WHAT TO DO: Reproduce exactly the lines below, starting at the line that contains "Enumerate this screenshot's" and ending with the last line of the records, both included; leave out any pictures.

☆ ☆ ☆ ☆ ☆

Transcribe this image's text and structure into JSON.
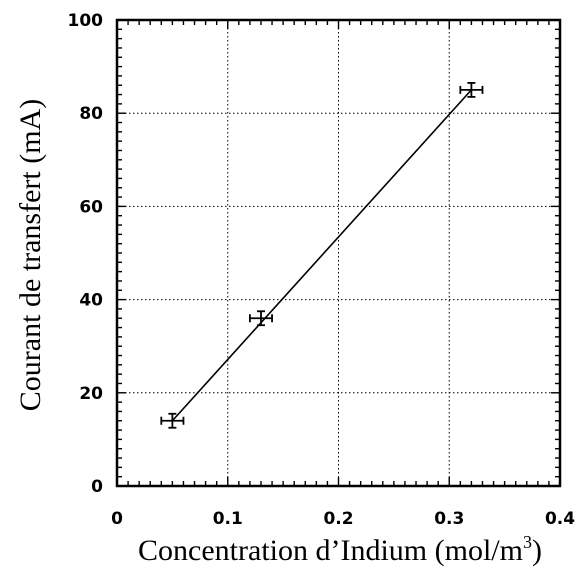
{
  "chart_data": {
    "type": "scatter",
    "title": "",
    "xlabel": "Concentration d’Indium (mol/m",
    "xlabel_sup": "3",
    "xlabel_end": ")",
    "ylabel": "Courant de transfert (mA)",
    "xlim": [
      0,
      0.4
    ],
    "ylim": [
      0,
      100
    ],
    "xticks": [
      0,
      0.1,
      0.2,
      0.3,
      0.4
    ],
    "xtick_labels": [
      "0",
      "0.1",
      "0.2",
      "0.3",
      "0.4"
    ],
    "yticks": [
      0,
      20,
      40,
      60,
      80,
      100
    ],
    "ytick_labels": [
      "0",
      "20",
      "40",
      "60",
      "80",
      "100"
    ],
    "grid": true,
    "series": [
      {
        "points": [
          {
            "x": 0.05,
            "y": 14,
            "xerr": 0.01,
            "yerr": 1.5
          },
          {
            "x": 0.13,
            "y": 36,
            "xerr": 0.01,
            "yerr": 1.5
          },
          {
            "x": 0.32,
            "y": 85,
            "xerr": 0.01,
            "yerr": 1.5
          }
        ],
        "fit_line": {
          "x": [
            0.05,
            0.32
          ],
          "y": [
            14,
            85
          ]
        }
      }
    ]
  }
}
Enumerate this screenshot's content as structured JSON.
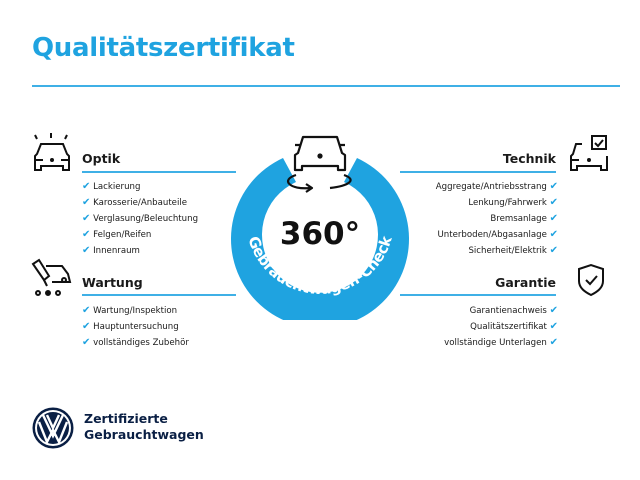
{
  "title": "Qualitätszertifikat",
  "accent_color": "#1fa3e0",
  "center": {
    "big": "360°",
    "arc": "Gebrauchtwagen-Check",
    "icon": "car-rotate-icon"
  },
  "check_icon": "✔",
  "optik": {
    "heading": "Optik",
    "icon": "car-lights-icon",
    "items": [
      "Lackierung",
      "Karosserie/Anbauteile",
      "Verglasung/Beleuchtung",
      "Felgen/Reifen",
      "Innenraum"
    ]
  },
  "wartung": {
    "heading": "Wartung",
    "icon": "service-car-icon",
    "items": [
      "Wartung/Inspektion",
      "Hauptuntersuchung",
      "vollständiges Zubehör"
    ]
  },
  "technik": {
    "heading": "Technik",
    "icon": "car-checkbox-icon",
    "items": [
      "Aggregate/Antriebsstrang",
      "Lenkung/Fahrwerk",
      "Bremsanlage",
      "Unterboden/Abgasanlage",
      "Sicherheit/Elektrik"
    ]
  },
  "garantie": {
    "heading": "Garantie",
    "icon": "shield-check-icon",
    "items": [
      "Garantienachweis",
      "Qualitätszertifikat",
      "vollständige Unterlagen"
    ]
  },
  "footer": {
    "line1": "Zertifizierte",
    "line2": "Gebrauchtwagen",
    "logo": "vw-logo"
  }
}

☆ ☆ ☆ ☆ ☆

WRITTEN REPLY:
Enumerate this screenshot's content as structured JSON.
{
  "title": "Qualitätszertifikat",
  "accent_color": "#1fa3e0",
  "center": {
    "big": "360°",
    "arc": "Gebrauchtwagen-Check",
    "icon": "car-rotate-icon"
  },
  "check_icon": "✔",
  "optik": {
    "heading": "Optik",
    "icon": "car-lights-icon",
    "items": [
      "Lackierung",
      "Karosserie/Anbauteile",
      "Verglasung/Beleuchtung",
      "Felgen/Reifen",
      "Innenraum"
    ]
  },
  "wartung": {
    "heading": "Wartung",
    "icon": "service-car-icon",
    "items": [
      "Wartung/Inspektion",
      "Hauptuntersuchung",
      "vollständiges Zubehör"
    ]
  },
  "technik": {
    "heading": "Technik",
    "icon": "car-checkbox-icon",
    "items": [
      "Aggregate/Antriebsstrang",
      "Lenkung/Fahrwerk",
      "Bremsanlage",
      "Unterboden/Abgasanlage",
      "Sicherheit/Elektrik"
    ]
  },
  "garantie": {
    "heading": "Garantie",
    "icon": "shield-check-icon",
    "items": [
      "Garantienachweis",
      "Qualitätszertifikat",
      "vollständige Unterlagen"
    ]
  },
  "footer": {
    "line1": "Zertifizierte",
    "line2": "Gebrauchtwagen",
    "logo": "vw-logo"
  }
}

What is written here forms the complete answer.